--- Extracted data ---

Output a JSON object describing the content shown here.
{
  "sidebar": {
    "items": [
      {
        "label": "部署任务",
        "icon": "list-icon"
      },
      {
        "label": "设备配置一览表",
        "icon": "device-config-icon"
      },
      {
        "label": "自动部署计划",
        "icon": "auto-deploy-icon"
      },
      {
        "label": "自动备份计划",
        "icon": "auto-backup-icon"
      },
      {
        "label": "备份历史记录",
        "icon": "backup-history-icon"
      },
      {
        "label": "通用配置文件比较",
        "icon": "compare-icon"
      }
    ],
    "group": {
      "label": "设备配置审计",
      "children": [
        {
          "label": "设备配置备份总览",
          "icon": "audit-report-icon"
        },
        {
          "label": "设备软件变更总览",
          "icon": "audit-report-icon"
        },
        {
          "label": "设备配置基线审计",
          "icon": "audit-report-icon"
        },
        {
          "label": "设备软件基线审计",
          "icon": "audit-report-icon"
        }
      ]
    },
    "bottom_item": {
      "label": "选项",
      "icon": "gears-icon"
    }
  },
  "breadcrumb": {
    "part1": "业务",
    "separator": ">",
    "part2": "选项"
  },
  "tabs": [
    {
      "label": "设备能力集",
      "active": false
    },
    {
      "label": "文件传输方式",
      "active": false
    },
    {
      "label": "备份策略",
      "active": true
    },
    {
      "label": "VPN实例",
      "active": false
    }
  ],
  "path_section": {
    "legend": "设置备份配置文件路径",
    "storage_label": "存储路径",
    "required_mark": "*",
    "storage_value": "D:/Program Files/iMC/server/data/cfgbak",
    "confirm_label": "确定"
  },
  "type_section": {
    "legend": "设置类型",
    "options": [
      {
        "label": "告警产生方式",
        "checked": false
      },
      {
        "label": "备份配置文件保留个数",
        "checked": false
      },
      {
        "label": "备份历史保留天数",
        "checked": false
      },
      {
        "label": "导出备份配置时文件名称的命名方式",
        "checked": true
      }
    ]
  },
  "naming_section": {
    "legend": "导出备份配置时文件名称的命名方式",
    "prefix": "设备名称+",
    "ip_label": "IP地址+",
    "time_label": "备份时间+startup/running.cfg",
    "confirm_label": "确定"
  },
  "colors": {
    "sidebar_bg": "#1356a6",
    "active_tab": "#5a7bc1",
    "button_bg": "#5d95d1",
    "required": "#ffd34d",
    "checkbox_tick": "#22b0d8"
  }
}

---

== Task to complete ==
All of the material must be reproduced exactly.

== Final answer ==
Output a JSON object describing the content shown here.
{
  "sidebar": {
    "items": [
      {
        "label": "部署任务",
        "icon": "list-icon"
      },
      {
        "label": "设备配置一览表",
        "icon": "device-config-icon"
      },
      {
        "label": "自动部署计划",
        "icon": "auto-deploy-icon"
      },
      {
        "label": "自动备份计划",
        "icon": "auto-backup-icon"
      },
      {
        "label": "备份历史记录",
        "icon": "backup-history-icon"
      },
      {
        "label": "通用配置文件比较",
        "icon": "compare-icon"
      }
    ],
    "group": {
      "label": "设备配置审计",
      "children": [
        {
          "label": "设备配置备份总览",
          "icon": "audit-report-icon"
        },
        {
          "label": "设备软件变更总览",
          "icon": "audit-report-icon"
        },
        {
          "label": "设备配置基线审计",
          "icon": "audit-report-icon"
        },
        {
          "label": "设备软件基线审计",
          "icon": "audit-report-icon"
        }
      ]
    },
    "bottom_item": {
      "label": "选项",
      "icon": "gears-icon"
    }
  },
  "breadcrumb": {
    "part1": "业务",
    "separator": ">",
    "part2": "选项"
  },
  "tabs": [
    {
      "label": "设备能力集",
      "active": false
    },
    {
      "label": "文件传输方式",
      "active": false
    },
    {
      "label": "备份策略",
      "active": true
    },
    {
      "label": "VPN实例",
      "active": false
    }
  ],
  "path_section": {
    "legend": "设置备份配置文件路径",
    "storage_label": "存储路径",
    "required_mark": "*",
    "storage_value": "D:/Program Files/iMC/server/data/cfgbak",
    "confirm_label": "确定"
  },
  "type_section": {
    "legend": "设置类型",
    "options": [
      {
        "label": "告警产生方式",
        "checked": false
      },
      {
        "label": "备份配置文件保留个数",
        "checked": false
      },
      {
        "label": "备份历史保留天数",
        "checked": false
      },
      {
        "label": "导出备份配置时文件名称的命名方式",
        "checked": true
      }
    ]
  },
  "naming_section": {
    "legend": "导出备份配置时文件名称的命名方式",
    "prefix": "设备名称+",
    "ip_label": "IP地址+",
    "time_label": "备份时间+startup/running.cfg",
    "confirm_label": "确定"
  },
  "colors": {
    "sidebar_bg": "#1356a6",
    "active_tab": "#5a7bc1",
    "button_bg": "#5d95d1",
    "required": "#ffd34d",
    "checkbox_tick": "#22b0d8"
  }
}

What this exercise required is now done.